Challenge :: Print each of the entries exactly, leaving nothing out.

[Begin Data for this task]

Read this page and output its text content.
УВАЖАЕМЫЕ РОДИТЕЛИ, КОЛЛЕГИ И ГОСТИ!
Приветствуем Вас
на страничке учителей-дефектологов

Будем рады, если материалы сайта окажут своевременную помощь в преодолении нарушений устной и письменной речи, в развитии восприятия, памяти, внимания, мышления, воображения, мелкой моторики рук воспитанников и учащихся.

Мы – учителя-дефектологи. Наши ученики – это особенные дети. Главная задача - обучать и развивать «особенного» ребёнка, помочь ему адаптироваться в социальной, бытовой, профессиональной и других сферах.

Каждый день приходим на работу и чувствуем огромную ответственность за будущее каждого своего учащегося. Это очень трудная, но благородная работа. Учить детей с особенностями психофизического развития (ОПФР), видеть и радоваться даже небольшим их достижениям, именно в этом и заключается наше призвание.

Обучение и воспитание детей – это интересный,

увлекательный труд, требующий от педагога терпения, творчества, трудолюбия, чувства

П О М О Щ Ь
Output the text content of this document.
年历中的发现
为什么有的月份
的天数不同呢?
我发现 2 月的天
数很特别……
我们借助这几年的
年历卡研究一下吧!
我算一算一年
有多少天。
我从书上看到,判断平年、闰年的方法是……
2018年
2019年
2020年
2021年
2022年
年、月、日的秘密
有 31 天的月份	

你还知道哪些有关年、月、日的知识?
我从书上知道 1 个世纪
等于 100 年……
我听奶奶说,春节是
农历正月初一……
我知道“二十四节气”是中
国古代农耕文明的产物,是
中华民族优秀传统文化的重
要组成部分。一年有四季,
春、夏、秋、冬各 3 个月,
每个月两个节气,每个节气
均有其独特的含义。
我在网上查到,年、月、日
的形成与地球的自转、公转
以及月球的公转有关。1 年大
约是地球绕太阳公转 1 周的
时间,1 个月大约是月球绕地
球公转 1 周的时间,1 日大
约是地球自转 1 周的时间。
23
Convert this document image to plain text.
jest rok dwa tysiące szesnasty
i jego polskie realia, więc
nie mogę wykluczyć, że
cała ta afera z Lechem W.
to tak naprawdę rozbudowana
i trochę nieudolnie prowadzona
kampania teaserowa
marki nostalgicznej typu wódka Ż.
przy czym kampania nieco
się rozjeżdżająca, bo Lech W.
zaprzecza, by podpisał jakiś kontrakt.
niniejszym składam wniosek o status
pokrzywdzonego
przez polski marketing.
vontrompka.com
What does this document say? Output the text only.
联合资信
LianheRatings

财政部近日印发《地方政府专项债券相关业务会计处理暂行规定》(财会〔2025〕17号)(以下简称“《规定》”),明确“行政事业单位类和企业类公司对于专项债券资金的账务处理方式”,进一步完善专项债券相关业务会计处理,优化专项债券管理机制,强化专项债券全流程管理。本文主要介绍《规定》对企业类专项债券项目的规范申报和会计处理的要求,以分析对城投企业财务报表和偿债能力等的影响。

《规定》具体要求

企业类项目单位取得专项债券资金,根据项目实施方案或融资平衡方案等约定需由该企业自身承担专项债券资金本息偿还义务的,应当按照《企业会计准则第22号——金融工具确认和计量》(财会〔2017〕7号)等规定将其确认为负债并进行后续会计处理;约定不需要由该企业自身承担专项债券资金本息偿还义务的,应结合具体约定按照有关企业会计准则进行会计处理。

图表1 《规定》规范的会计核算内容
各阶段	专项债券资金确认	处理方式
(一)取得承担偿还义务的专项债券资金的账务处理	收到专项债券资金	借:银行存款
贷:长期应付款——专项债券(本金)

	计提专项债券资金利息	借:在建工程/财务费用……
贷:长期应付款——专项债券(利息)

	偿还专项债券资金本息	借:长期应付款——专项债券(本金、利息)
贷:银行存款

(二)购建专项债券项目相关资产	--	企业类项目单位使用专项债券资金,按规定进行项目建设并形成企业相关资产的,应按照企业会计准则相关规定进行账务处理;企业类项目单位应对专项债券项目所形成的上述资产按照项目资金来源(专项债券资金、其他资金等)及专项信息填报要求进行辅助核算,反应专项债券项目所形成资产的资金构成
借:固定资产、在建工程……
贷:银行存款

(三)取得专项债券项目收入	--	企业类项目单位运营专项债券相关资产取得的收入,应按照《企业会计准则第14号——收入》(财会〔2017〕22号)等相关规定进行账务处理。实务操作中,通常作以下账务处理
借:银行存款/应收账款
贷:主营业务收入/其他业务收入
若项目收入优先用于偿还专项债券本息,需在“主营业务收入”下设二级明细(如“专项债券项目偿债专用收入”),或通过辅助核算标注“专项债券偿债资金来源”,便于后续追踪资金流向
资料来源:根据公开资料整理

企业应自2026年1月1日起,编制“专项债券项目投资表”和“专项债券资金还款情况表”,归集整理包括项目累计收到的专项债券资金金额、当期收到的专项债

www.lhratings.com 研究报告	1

[End Data for this task]

The solution ::
Read this page and output its text content.
УВАЖАЕМЫЕ РОДИТЕЛИ, КОЛЛЕГИ И ГОСТИ!
Приветствуем Вас
на страничке учителей-дефектологов

Будем рады, если материалы сайта окажут своевременную помощь в преодолении нарушений устной и письменной речи, в развитии восприятия, памяти, внимания, мышления, воображения, мелкой моторики рук воспитанников и учащихся.

Мы – учителя-дефектологи. Наши ученики – это особенные дети. Главная задача - обучать и развивать «особенного» ребёнка, помочь ему адаптироваться в социальной, бытовой, профессиональной и других сферах.

Каждый день приходим на работу и чувствуем огромную ответственность за будущее каждого своего учащегося. Это очень трудная, но благородная работа. Учить детей с особенностями психофизического развития (ОПФР), видеть и радоваться даже небольшим их достижениям, именно в этом и заключается наше призвание.

Обучение и воспитание детей – это интересный,

увлекательный труд, требующий от педагога терпения, творчества, трудолюбия, чувства

П О М О Щ Ь
Output the text content of this document.
年历中的发现
为什么有的月份
的天数不同呢?
我发现 2 月的天
数很特别……
我们借助这几年的
年历卡研究一下吧!
我算一算一年
有多少天。
我从书上看到,判断平年、闰年的方法是……
2018年
2019年
2020年
2021年
2022年
年、月、日的秘密
有 31 天的月份	

你还知道哪些有关年、月、日的知识?
我从书上知道 1 个世纪
等于 100 年……
我听奶奶说,春节是
农历正月初一……
我知道“二十四节气”是中
国古代农耕文明的产物,是
中华民族优秀传统文化的重
要组成部分。一年有四季,
春、夏、秋、冬各 3 个月,
每个月两个节气,每个节气
均有其独特的含义。
我在网上查到,年、月、日
的形成与地球的自转、公转
以及月球的公转有关。1 年大
约是地球绕太阳公转 1 周的
时间,1 个月大约是月球绕地
球公转 1 周的时间,1 日大
约是地球自转 1 周的时间。
23
Convert this document image to plain text.
jest rok dwa tysiące szesnasty
i jego polskie realia, więc
nie mogę wykluczyć, że
cała ta afera z Lechem W.
to tak naprawdę rozbudowana
i trochę nieudolnie prowadzona
kampania teaserowa
marki nostalgicznej typu wódka Ż.
przy czym kampania nieco
się rozjeżdżająca, bo Lech W.
zaprzecza, by podpisał jakiś kontrakt.
niniejszym składam wniosek o status
pokrzywdzonego
przez polski marketing.
vontrompka.com
What does this document say? Output the text only.
联合资信
LianheRatings

财政部近日印发《地方政府专项债券相关业务会计处理暂行规定》(财会〔2025〕17号)(以下简称“《规定》”),明确“行政事业单位类和企业类公司对于专项债券资金的账务处理方式”,进一步完善专项债券相关业务会计处理,优化专项债券管理机制,强化专项债券全流程管理。本文主要介绍《规定》对企业类专项债券项目的规范申报和会计处理的要求,以分析对城投企业财务报表和偿债能力等的影响。

《规定》具体要求

企业类项目单位取得专项债券资金,根据项目实施方案或融资平衡方案等约定需由该企业自身承担专项债券资金本息偿还义务的,应当按照《企业会计准则第22号——金融工具确认和计量》(财会〔2017〕7号)等规定将其确认为负债并进行后续会计处理;约定不需要由该企业自身承担专项债券资金本息偿还义务的,应结合具体约定按照有关企业会计准则进行会计处理。

图表1 《规定》规范的会计核算内容
各阶段	专项债券资金确认	处理方式
(一)取得承担偿还义务的专项债券资金的账务处理	收到专项债券资金	借:银行存款
贷:长期应付款——专项债券(本金)

	计提专项债券资金利息	借:在建工程/财务费用……
贷:长期应付款——专项债券(利息)

	偿还专项债券资金本息	借:长期应付款——专项债券(本金、利息)
贷:银行存款

(二)购建专项债券项目相关资产	--	企业类项目单位使用专项债券资金,按规定进行项目建设并形成企业相关资产的,应按照企业会计准则相关规定进行账务处理;企业类项目单位应对专项债券项目所形成的上述资产按照项目资金来源(专项债券资金、其他资金等)及专项信息填报要求进行辅助核算,反应专项债券项目所形成资产的资金构成
借:固定资产、在建工程……
贷:银行存款

(三)取得专项债券项目收入	--	企业类项目单位运营专项债券相关资产取得的收入,应按照《企业会计准则第14号——收入》(财会〔2017〕22号)等相关规定进行账务处理。实务操作中,通常作以下账务处理
借:银行存款/应收账款
贷:主营业务收入/其他业务收入
若项目收入优先用于偿还专项债券本息,需在“主营业务收入”下设二级明细(如“专项债券项目偿债专用收入”),或通过辅助核算标注“专项债券偿债资金来源”,便于后续追踪资金流向
资料来源:根据公开资料整理

企业应自2026年1月1日起,编制“专项债券项目投资表”和“专项债券资金还款情况表”,归集整理包括项目累计收到的专项债券资金金额、当期收到的专项债

www.lhratings.com 研究报告	1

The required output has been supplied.